##### Excerpted records #####

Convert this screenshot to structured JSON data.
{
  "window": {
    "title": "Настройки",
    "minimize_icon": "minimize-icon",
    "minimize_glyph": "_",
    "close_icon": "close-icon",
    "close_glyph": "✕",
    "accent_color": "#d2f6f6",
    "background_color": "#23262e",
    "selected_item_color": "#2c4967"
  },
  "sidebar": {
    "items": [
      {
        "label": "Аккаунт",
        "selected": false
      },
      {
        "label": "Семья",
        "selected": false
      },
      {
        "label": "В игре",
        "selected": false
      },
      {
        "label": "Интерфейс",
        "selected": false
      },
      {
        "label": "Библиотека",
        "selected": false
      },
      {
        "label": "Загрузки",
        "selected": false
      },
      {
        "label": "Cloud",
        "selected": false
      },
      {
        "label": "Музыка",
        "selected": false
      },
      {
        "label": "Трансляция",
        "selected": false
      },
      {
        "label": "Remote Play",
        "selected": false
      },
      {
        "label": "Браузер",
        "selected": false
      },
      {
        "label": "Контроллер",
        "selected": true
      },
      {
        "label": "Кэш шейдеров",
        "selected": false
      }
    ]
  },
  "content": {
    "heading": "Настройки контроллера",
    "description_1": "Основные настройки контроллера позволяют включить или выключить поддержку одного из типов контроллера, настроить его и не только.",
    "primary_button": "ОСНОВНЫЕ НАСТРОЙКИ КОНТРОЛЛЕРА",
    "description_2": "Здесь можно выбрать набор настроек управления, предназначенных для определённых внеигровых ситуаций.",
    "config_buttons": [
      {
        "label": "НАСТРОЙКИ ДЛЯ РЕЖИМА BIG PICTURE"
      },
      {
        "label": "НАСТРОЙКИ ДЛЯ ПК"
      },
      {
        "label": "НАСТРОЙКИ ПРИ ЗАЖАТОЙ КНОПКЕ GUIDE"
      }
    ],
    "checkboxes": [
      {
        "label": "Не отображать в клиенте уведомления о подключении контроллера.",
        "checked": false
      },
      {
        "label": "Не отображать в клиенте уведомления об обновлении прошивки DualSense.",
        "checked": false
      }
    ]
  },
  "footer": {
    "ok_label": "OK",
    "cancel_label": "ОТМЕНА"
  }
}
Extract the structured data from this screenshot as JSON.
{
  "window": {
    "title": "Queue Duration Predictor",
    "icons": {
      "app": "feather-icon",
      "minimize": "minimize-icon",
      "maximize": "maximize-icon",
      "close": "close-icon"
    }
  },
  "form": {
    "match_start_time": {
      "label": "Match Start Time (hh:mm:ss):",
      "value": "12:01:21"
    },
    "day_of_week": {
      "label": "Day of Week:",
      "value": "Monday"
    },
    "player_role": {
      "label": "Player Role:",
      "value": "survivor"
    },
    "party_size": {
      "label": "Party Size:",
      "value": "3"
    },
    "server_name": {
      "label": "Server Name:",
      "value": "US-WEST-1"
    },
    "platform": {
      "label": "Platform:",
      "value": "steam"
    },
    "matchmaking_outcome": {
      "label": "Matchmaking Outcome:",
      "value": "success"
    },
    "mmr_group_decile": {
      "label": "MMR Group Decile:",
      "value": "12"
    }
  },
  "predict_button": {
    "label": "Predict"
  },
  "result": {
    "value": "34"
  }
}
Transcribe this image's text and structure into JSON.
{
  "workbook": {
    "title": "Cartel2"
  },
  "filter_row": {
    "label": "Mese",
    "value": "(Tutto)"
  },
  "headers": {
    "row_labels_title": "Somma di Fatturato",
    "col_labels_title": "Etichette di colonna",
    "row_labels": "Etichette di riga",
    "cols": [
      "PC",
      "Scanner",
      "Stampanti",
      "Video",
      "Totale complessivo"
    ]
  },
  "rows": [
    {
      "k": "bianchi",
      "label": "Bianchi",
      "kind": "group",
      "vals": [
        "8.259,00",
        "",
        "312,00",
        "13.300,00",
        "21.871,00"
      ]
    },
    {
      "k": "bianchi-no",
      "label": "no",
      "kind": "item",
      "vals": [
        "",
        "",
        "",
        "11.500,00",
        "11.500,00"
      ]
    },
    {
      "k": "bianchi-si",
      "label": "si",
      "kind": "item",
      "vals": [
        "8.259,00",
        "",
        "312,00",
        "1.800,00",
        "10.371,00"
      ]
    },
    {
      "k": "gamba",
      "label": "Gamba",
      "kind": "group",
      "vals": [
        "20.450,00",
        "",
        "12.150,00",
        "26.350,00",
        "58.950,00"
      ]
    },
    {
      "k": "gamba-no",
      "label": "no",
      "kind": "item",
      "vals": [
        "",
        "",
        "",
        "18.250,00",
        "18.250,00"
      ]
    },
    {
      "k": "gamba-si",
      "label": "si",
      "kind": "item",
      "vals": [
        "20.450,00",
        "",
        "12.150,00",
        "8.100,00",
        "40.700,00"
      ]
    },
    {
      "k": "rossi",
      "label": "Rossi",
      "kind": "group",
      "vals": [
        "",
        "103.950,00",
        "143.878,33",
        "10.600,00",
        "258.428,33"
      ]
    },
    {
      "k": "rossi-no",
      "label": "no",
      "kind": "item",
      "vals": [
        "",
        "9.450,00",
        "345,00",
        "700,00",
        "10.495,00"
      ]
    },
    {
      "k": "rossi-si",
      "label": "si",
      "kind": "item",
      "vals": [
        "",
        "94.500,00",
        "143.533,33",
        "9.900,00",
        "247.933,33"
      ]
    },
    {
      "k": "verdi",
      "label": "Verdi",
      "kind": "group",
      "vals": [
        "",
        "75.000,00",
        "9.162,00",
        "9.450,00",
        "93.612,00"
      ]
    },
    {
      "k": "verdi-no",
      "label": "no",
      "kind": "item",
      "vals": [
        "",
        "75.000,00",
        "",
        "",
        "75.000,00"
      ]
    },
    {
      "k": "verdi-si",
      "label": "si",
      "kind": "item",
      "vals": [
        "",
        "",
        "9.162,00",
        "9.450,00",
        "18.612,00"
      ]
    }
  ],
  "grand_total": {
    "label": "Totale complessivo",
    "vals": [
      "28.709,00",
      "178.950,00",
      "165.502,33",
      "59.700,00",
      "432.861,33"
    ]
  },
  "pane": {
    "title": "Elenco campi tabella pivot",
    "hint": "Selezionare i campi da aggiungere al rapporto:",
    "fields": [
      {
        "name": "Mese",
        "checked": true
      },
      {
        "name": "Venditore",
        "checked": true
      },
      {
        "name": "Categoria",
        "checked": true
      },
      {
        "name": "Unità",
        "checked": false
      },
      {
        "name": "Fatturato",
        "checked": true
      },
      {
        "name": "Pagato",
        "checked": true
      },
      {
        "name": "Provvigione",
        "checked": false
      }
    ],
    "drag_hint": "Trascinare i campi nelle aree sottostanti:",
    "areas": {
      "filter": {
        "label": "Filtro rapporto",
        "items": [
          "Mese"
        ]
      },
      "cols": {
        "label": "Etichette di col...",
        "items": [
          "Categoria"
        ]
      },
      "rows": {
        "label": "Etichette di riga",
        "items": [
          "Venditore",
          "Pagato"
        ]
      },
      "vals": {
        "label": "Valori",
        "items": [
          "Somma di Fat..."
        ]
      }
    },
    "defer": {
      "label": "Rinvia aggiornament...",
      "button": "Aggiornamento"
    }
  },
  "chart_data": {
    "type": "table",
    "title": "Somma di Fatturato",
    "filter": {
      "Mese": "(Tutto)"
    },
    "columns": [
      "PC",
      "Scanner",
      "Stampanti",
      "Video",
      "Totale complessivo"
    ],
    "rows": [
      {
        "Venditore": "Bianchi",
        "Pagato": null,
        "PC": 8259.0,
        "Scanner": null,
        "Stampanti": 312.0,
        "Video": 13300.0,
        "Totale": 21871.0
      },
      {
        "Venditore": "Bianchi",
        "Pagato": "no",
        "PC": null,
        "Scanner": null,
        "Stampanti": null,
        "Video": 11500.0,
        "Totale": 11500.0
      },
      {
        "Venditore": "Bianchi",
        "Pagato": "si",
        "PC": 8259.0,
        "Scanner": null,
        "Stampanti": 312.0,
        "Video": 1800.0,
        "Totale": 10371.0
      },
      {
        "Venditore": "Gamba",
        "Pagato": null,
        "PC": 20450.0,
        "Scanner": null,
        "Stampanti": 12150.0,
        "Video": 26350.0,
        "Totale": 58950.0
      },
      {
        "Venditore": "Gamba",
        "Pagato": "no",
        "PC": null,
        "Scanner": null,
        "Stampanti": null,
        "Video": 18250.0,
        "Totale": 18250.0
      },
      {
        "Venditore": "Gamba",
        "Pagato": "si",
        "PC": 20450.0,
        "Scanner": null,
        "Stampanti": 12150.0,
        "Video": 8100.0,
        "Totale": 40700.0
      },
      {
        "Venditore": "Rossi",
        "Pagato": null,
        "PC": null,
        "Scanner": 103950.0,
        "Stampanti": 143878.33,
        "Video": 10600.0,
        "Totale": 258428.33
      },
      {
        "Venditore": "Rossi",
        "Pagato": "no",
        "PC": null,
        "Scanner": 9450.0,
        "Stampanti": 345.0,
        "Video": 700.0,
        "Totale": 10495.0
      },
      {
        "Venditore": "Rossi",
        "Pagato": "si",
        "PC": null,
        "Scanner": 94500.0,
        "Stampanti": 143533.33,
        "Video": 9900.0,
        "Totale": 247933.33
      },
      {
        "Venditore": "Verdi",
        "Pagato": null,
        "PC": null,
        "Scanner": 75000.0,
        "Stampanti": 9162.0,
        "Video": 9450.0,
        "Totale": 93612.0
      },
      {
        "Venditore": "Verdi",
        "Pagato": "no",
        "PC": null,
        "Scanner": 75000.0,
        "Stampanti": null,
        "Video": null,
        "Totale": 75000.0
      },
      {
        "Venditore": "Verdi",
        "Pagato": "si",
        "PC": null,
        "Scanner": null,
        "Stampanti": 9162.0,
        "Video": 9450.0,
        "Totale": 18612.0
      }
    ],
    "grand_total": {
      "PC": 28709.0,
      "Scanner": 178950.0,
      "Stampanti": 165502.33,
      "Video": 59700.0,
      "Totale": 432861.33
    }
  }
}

#####

Report only how many lines in the records contain the word "отображать".

■ Completed exercise ■
2